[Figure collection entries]
## Start

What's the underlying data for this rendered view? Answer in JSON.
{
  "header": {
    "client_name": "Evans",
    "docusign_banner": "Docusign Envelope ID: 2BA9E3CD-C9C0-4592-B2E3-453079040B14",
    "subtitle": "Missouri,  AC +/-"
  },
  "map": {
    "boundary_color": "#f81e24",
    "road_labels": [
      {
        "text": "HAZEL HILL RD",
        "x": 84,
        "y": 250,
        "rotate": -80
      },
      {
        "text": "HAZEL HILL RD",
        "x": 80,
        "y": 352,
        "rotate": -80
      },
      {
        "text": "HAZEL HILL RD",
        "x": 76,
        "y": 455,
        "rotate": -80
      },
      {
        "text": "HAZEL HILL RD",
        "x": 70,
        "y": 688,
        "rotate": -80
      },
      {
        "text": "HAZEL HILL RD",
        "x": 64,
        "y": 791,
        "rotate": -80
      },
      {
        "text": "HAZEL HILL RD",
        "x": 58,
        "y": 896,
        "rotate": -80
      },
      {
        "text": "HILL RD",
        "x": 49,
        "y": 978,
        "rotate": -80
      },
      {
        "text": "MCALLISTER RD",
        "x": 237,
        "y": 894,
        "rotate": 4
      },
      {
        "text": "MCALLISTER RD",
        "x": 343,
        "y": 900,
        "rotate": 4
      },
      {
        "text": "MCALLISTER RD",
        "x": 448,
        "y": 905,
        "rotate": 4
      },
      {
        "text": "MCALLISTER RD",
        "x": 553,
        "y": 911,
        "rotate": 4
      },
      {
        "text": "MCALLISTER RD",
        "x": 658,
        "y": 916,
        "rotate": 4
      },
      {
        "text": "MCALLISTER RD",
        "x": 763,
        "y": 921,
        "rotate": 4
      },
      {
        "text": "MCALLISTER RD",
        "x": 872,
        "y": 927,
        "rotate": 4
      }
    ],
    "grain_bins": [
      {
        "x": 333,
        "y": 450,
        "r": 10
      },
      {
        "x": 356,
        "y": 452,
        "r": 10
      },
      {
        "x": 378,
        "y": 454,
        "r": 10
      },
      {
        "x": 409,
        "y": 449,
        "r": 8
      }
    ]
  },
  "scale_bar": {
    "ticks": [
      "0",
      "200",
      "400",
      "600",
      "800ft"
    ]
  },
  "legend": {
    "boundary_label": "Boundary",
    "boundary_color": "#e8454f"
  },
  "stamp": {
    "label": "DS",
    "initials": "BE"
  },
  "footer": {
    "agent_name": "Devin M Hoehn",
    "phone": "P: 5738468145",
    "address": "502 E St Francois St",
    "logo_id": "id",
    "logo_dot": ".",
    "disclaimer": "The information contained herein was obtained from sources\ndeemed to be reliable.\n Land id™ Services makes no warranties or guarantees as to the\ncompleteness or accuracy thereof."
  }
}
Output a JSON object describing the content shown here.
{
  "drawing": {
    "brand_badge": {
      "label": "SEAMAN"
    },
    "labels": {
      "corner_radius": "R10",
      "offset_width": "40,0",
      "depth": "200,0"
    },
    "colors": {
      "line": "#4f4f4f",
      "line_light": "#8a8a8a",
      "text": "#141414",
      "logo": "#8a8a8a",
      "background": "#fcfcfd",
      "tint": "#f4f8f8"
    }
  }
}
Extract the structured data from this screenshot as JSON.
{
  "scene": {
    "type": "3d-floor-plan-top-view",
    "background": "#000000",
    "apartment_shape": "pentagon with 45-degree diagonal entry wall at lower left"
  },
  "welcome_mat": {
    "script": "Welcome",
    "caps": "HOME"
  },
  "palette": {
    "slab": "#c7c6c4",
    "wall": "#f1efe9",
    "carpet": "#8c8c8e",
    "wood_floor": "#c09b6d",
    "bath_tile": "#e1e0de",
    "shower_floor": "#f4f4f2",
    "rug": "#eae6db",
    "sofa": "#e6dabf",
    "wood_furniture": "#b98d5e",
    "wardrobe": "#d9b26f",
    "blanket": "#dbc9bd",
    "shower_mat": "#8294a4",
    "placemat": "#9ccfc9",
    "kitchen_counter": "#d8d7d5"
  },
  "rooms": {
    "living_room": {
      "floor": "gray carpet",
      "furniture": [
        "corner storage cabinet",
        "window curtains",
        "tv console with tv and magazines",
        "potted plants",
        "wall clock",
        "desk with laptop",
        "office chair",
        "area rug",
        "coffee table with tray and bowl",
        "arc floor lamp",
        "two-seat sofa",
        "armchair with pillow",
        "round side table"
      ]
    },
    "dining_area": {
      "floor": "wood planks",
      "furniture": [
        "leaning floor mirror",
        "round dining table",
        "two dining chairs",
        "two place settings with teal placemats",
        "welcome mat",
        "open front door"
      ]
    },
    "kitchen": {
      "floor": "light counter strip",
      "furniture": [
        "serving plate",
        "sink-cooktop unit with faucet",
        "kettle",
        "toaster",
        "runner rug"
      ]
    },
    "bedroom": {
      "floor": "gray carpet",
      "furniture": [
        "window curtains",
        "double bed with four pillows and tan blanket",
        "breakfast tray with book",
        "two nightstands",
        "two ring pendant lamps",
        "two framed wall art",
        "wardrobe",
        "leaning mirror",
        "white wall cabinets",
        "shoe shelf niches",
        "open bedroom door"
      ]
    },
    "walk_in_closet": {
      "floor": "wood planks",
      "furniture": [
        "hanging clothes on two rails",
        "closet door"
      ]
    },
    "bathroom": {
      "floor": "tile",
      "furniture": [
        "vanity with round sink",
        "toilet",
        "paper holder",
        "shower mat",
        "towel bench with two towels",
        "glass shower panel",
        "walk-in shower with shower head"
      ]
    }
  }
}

## End

**Exercise details:**
Please reproduce every line of the material word for word.

**Full answer:**
What's the underlying data for this rendered view? Answer in JSON.
{
  "header": {
    "client_name": "Evans",
    "docusign_banner": "Docusign Envelope ID: 2BA9E3CD-C9C0-4592-B2E3-453079040B14",
    "subtitle": "Missouri,  AC +/-"
  },
  "map": {
    "boundary_color": "#f81e24",
    "road_labels": [
      {
        "text": "HAZEL HILL RD",
        "x": 84,
        "y": 250,
        "rotate": -80
      },
      {
        "text": "HAZEL HILL RD",
        "x": 80,
        "y": 352,
        "rotate": -80
      },
      {
        "text": "HAZEL HILL RD",
        "x": 76,
        "y": 455,
        "rotate": -80
      },
      {
        "text": "HAZEL HILL RD",
        "x": 70,
        "y": 688,
        "rotate": -80
      },
      {
        "text": "HAZEL HILL RD",
        "x": 64,
        "y": 791,
        "rotate": -80
      },
      {
        "text": "HAZEL HILL RD",
        "x": 58,
        "y": 896,
        "rotate": -80
      },
      {
        "text": "HILL RD",
        "x": 49,
        "y": 978,
        "rotate": -80
      },
      {
        "text": "MCALLISTER RD",
        "x": 237,
        "y": 894,
        "rotate": 4
      },
      {
        "text": "MCALLISTER RD",
        "x": 343,
        "y": 900,
        "rotate": 4
      },
      {
        "text": "MCALLISTER RD",
        "x": 448,
        "y": 905,
        "rotate": 4
      },
      {
        "text": "MCALLISTER RD",
        "x": 553,
        "y": 911,
        "rotate": 4
      },
      {
        "text": "MCALLISTER RD",
        "x": 658,
        "y": 916,
        "rotate": 4
      },
      {
        "text": "MCALLISTER RD",
        "x": 763,
        "y": 921,
        "rotate": 4
      },
      {
        "text": "MCALLISTER RD",
        "x": 872,
        "y": 927,
        "rotate": 4
      }
    ],
    "grain_bins": [
      {
        "x": 333,
        "y": 450,
        "r": 10
      },
      {
        "x": 356,
        "y": 452,
        "r": 10
      },
      {
        "x": 378,
        "y": 454,
        "r": 10
      },
      {
        "x": 409,
        "y": 449,
        "r": 8
      }
    ]
  },
  "scale_bar": {
    "ticks": [
      "0",
      "200",
      "400",
      "600",
      "800ft"
    ]
  },
  "legend": {
    "boundary_label": "Boundary",
    "boundary_color": "#e8454f"
  },
  "stamp": {
    "label": "DS",
    "initials": "BE"
  },
  "footer": {
    "agent_name": "Devin M Hoehn",
    "phone": "P: 5738468145",
    "address": "502 E St Francois St",
    "logo_id": "id",
    "logo_dot": ".",
    "disclaimer": "The information contained herein was obtained from sources\ndeemed to be reliable.\n Land id™ Services makes no warranties or guarantees as to the\ncompleteness or accuracy thereof."
  }
}
Output a JSON object describing the content shown here.
{
  "drawing": {
    "brand_badge": {
      "label": "SEAMAN"
    },
    "labels": {
      "corner_radius": "R10",
      "offset_width": "40,0",
      "depth": "200,0"
    },
    "colors": {
      "line": "#4f4f4f",
      "line_light": "#8a8a8a",
      "text": "#141414",
      "logo": "#8a8a8a",
      "background": "#fcfcfd",
      "tint": "#f4f8f8"
    }
  }
}
Extract the structured data from this screenshot as JSON.
{
  "scene": {
    "type": "3d-floor-plan-top-view",
    "background": "#000000",
    "apartment_shape": "pentagon with 45-degree diagonal entry wall at lower left"
  },
  "welcome_mat": {
    "script": "Welcome",
    "caps": "HOME"
  },
  "palette": {
    "slab": "#c7c6c4",
    "wall": "#f1efe9",
    "carpet": "#8c8c8e",
    "wood_floor": "#c09b6d",
    "bath_tile": "#e1e0de",
    "shower_floor": "#f4f4f2",
    "rug": "#eae6db",
    "sofa": "#e6dabf",
    "wood_furniture": "#b98d5e",
    "wardrobe": "#d9b26f",
    "blanket": "#dbc9bd",
    "shower_mat": "#8294a4",
    "placemat": "#9ccfc9",
    "kitchen_counter": "#d8d7d5"
  },
  "rooms": {
    "living_room": {
      "floor": "gray carpet",
      "furniture": [
        "corner storage cabinet",
        "window curtains",
        "tv console with tv and magazines",
        "potted plants",
        "wall clock",
        "desk with laptop",
        "office chair",
        "area rug",
        "coffee table with tray and bowl",
        "arc floor lamp",
        "two-seat sofa",
        "armchair with pillow",
        "round side table"
      ]
    },
    "dining_area": {
      "floor": "wood planks",
      "furniture": [
        "leaning floor mirror",
        "round dining table",
        "two dining chairs",
        "two place settings with teal placemats",
        "welcome mat",
        "open front door"
      ]
    },
    "kitchen": {
      "floor": "light counter strip",
      "furniture": [
        "serving plate",
        "sink-cooktop unit with faucet",
        "kettle",
        "toaster",
        "runner rug"
      ]
    },
    "bedroom": {
      "floor": "gray carpet",
      "furniture": [
        "window curtains",
        "double bed with four pillows and tan blanket",
        "breakfast tray with book",
        "two nightstands",
        "two ring pendant lamps",
        "two framed wall art",
        "wardrobe",
        "leaning mirror",
        "white wall cabinets",
        "shoe shelf niches",
        "open bedroom door"
      ]
    },
    "walk_in_closet": {
      "floor": "wood planks",
      "furniture": [
        "hanging clothes on two rails",
        "closet door"
      ]
    },
    "bathroom": {
      "floor": "tile",
      "furniture": [
        "vanity with round sink",
        "toilet",
        "paper holder",
        "shower mat",
        "towel bench with two towels",
        "glass shower panel",
        "walk-in shower with shower head"
      ]
    }
  }
}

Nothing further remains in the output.